[Excerpts from a figure dataset]
=-=-=

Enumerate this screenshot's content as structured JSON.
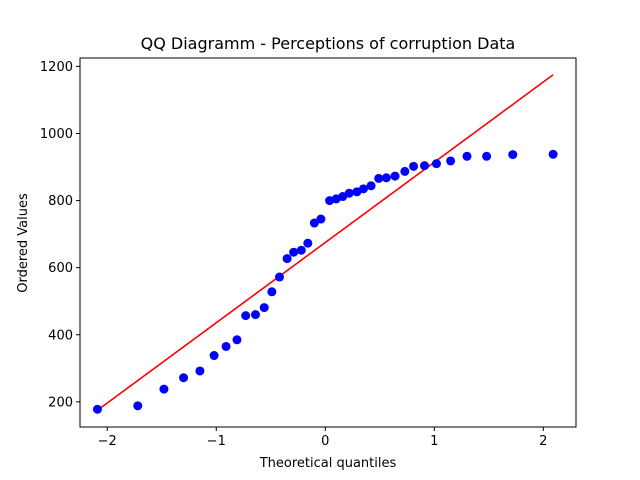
{
  "chart_data": {
    "type": "scatter",
    "title": "QQ Diagramm - Perceptions of corruption Data",
    "xlabel": "Theoretical quantiles",
    "ylabel": "Ordered Values",
    "xlim": [
      -2.25,
      2.3
    ],
    "ylim": [
      125,
      1225
    ],
    "xticks": [
      -2,
      -1,
      0,
      1,
      2
    ],
    "xtick_labels": [
      "−2",
      "−1",
      "0",
      "1",
      "2"
    ],
    "yticks": [
      200,
      400,
      600,
      800,
      1000,
      1200
    ],
    "ytick_labels": [
      "200",
      "400",
      "600",
      "800",
      "1000",
      "1200"
    ],
    "grid": false,
    "colors": {
      "points": "#0000ff",
      "line": "#ff0000"
    },
    "points": {
      "x": [
        -2.09,
        -1.72,
        -1.48,
        -1.3,
        -1.15,
        -1.02,
        -0.91,
        -0.81,
        -0.73,
        -0.64,
        -0.56,
        -0.49,
        -0.42,
        -0.35,
        -0.29,
        -0.22,
        -0.16,
        -0.1,
        -0.04,
        0.04,
        0.1,
        0.16,
        0.22,
        0.29,
        0.35,
        0.42,
        0.49,
        0.56,
        0.64,
        0.73,
        0.81,
        0.91,
        1.02,
        1.15,
        1.3,
        1.48,
        1.72,
        2.09
      ],
      "y": [
        178,
        188,
        238,
        272,
        292,
        338,
        365,
        385,
        457,
        460,
        481,
        528,
        572,
        627,
        646,
        652,
        673,
        733,
        745,
        800,
        805,
        812,
        822,
        826,
        835,
        844,
        866,
        868,
        873,
        887,
        902,
        904,
        910,
        918,
        932,
        932,
        937,
        938
      ]
    },
    "fit_line": {
      "x": [
        -2.09,
        2.09
      ],
      "y": [
        175,
        1175
      ]
    }
  }
}
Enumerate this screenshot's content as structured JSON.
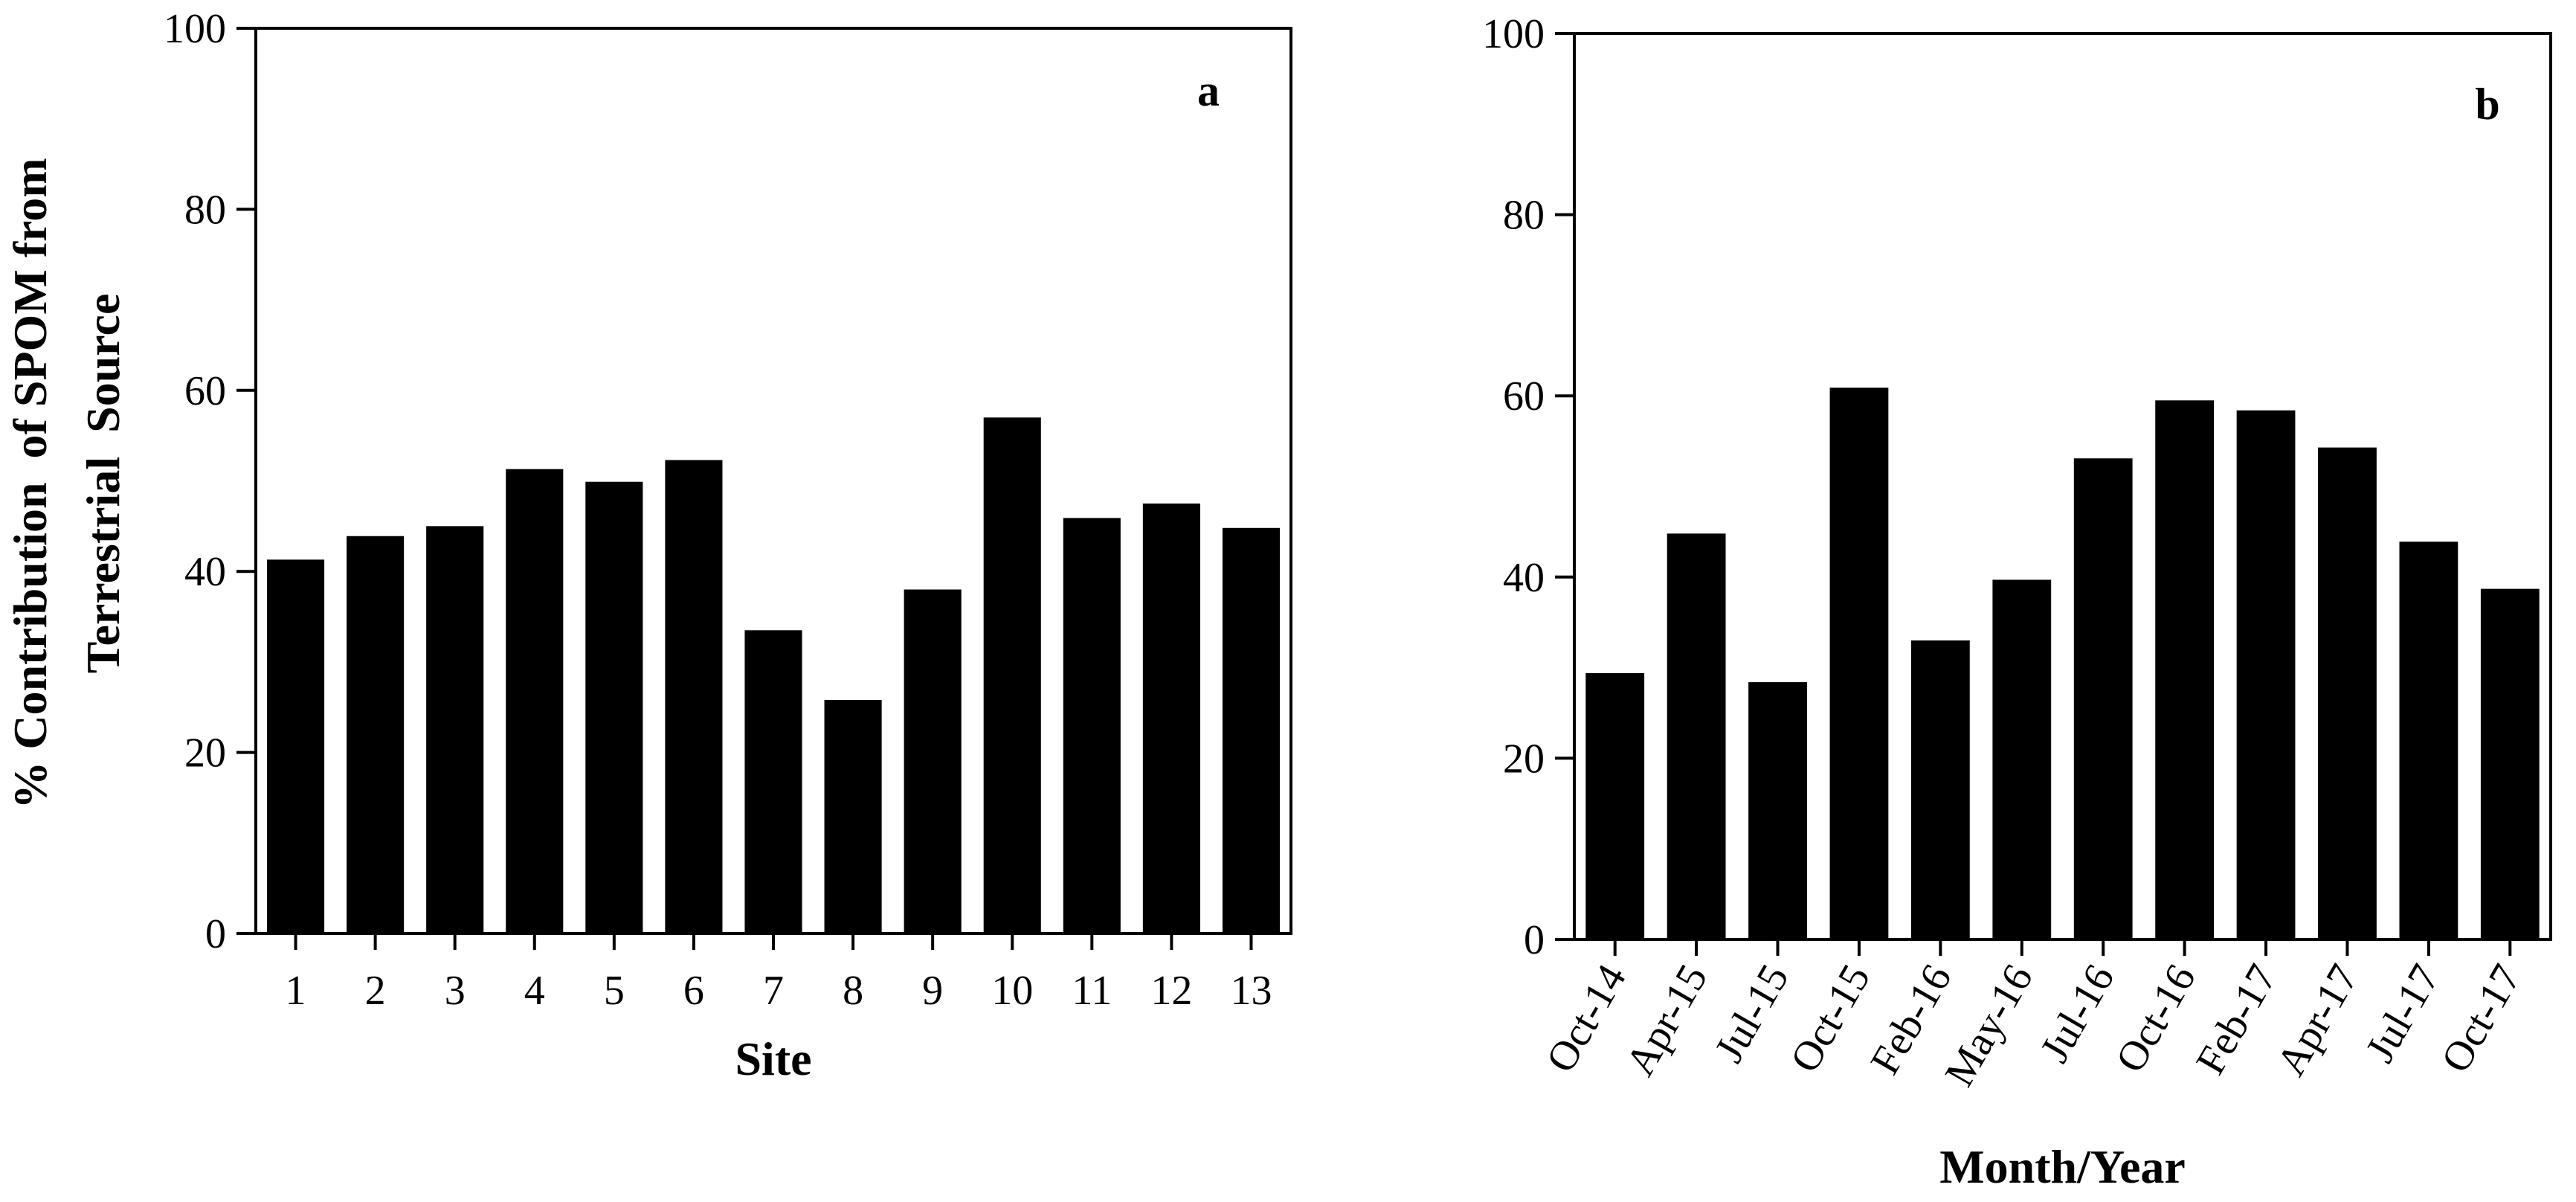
{
  "chart_data": [
    {
      "type": "bar",
      "panel_label": "a",
      "title": "",
      "xlabel": "Site",
      "ylabel_lines": [
        "% Contribution  of SPOM from",
        "Terrestrial  Source"
      ],
      "ylim": [
        0,
        100
      ],
      "yticks": [
        0,
        20,
        40,
        60,
        80,
        100
      ],
      "categories": [
        "1",
        "2",
        "3",
        "4",
        "5",
        "6",
        "7",
        "8",
        "9",
        "10",
        "11",
        "12",
        "13"
      ],
      "values": [
        41.3,
        43.9,
        45.0,
        51.3,
        49.9,
        52.3,
        33.5,
        25.8,
        38.0,
        57.0,
        45.9,
        47.5,
        44.8
      ],
      "bar_color": "#000000",
      "grid": false,
      "legend": "none"
    },
    {
      "type": "bar",
      "panel_label": "b",
      "title": "",
      "xlabel": "Month/Year",
      "ylim": [
        0,
        100
      ],
      "yticks": [
        0,
        20,
        40,
        60,
        80,
        100
      ],
      "categories": [
        "Oct-14",
        "Apr-15",
        "Jul-15",
        "Oct-15",
        "Feb-16",
        "May-16",
        "Jul-16",
        "Oct-16",
        "Feb-17",
        "Apr-17",
        "Jul-17",
        "Oct-17"
      ],
      "values": [
        29.4,
        44.8,
        28.4,
        60.9,
        33.0,
        39.7,
        53.1,
        59.5,
        58.4,
        54.3,
        43.9,
        38.7
      ],
      "bar_color": "#000000",
      "grid": false,
      "legend": "none"
    }
  ]
}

=-=-=

§ **TASK DESCRIPTION**
Print all of the entries word for word. Omit the pictures they contain.

§ **ANSWER TO THIS TASK**
Enumerate this screenshot's content as structured JSON.
{
  "chart_data": {
    "type": "scatter",
    "title": "QQ Diagramm - Perceptions of corruption Data",
    "xlabel": "Theoretical quantiles",
    "ylabel": "Ordered Values",
    "xlim": [
      -2.25,
      2.3
    ],
    "ylim": [
      125,
      1225
    ],
    "xticks": [
      -2,
      -1,
      0,
      1,
      2
    ],
    "xtick_labels": [
      "−2",
      "−1",
      "0",
      "1",
      "2"
    ],
    "yticks": [
      200,
      400,
      600,
      800,
      1000,
      1200
    ],
    "ytick_labels": [
      "200",
      "400",
      "600",
      "800",
      "1000",
      "1200"
    ],
    "grid": false,
    "colors": {
      "points": "#0000ff",
      "line": "#ff0000"
    },
    "points": {
      "x": [
        -2.09,
        -1.72,
        -1.48,
        -1.3,
        -1.15,
        -1.02,
        -0.91,
        -0.81,
        -0.73,
        -0.64,
        -0.56,
        -0.49,
        -0.42,
        -0.35,
        -0.29,
        -0.22,
        -0.16,
        -0.1,
        -0.04,
        0.04,
        0.1,
        0.16,
        0.22,
        0.29,
        0.35,
        0.42,
        0.49,
        0.56,
        0.64,
        0.73,
        0.81,
        0.91,
        1.02,
        1.15,
        1.3,
        1.48,
        1.72,
        2.09
      ],
      "y": [
        178,
        188,
        238,
        272,
        292,
        338,
        365,
        385,
        457,
        460,
        481,
        528,
        572,
        627,
        646,
        652,
        673,
        733,
        745,
        800,
        805,
        812,
        822,
        826,
        835,
        844,
        866,
        868,
        873,
        887,
        902,
        904,
        910,
        918,
        932,
        932,
        937,
        938
      ]
    },
    "fit_line": {
      "x": [
        -2.09,
        2.09
      ],
      "y": [
        175,
        1175
      ]
    }
  }
}
Enumerate this screenshot's content as structured JSON.
{
  "chart_data": [
    {
      "type": "bar",
      "panel_label": "a",
      "title": "",
      "xlabel": "Site",
      "ylabel_lines": [
        "% Contribution  of SPOM from",
        "Terrestrial  Source"
      ],
      "ylim": [
        0,
        100
      ],
      "yticks": [
        0,
        20,
        40,
        60,
        80,
        100
      ],
      "categories": [
        "1",
        "2",
        "3",
        "4",
        "5",
        "6",
        "7",
        "8",
        "9",
        "10",
        "11",
        "12",
        "13"
      ],
      "values": [
        41.3,
        43.9,
        45.0,
        51.3,
        49.9,
        52.3,
        33.5,
        25.8,
        38.0,
        57.0,
        45.9,
        47.5,
        44.8
      ],
      "bar_color": "#000000",
      "grid": false,
      "legend": "none"
    },
    {
      "type": "bar",
      "panel_label": "b",
      "title": "",
      "xlabel": "Month/Year",
      "ylim": [
        0,
        100
      ],
      "yticks": [
        0,
        20,
        40,
        60,
        80,
        100
      ],
      "categories": [
        "Oct-14",
        "Apr-15",
        "Jul-15",
        "Oct-15",
        "Feb-16",
        "May-16",
        "Jul-16",
        "Oct-16",
        "Feb-17",
        "Apr-17",
        "Jul-17",
        "Oct-17"
      ],
      "values": [
        29.4,
        44.8,
        28.4,
        60.9,
        33.0,
        39.7,
        53.1,
        59.5,
        58.4,
        54.3,
        43.9,
        38.7
      ],
      "bar_color": "#000000",
      "grid": false,
      "legend": "none"
    }
  ]
}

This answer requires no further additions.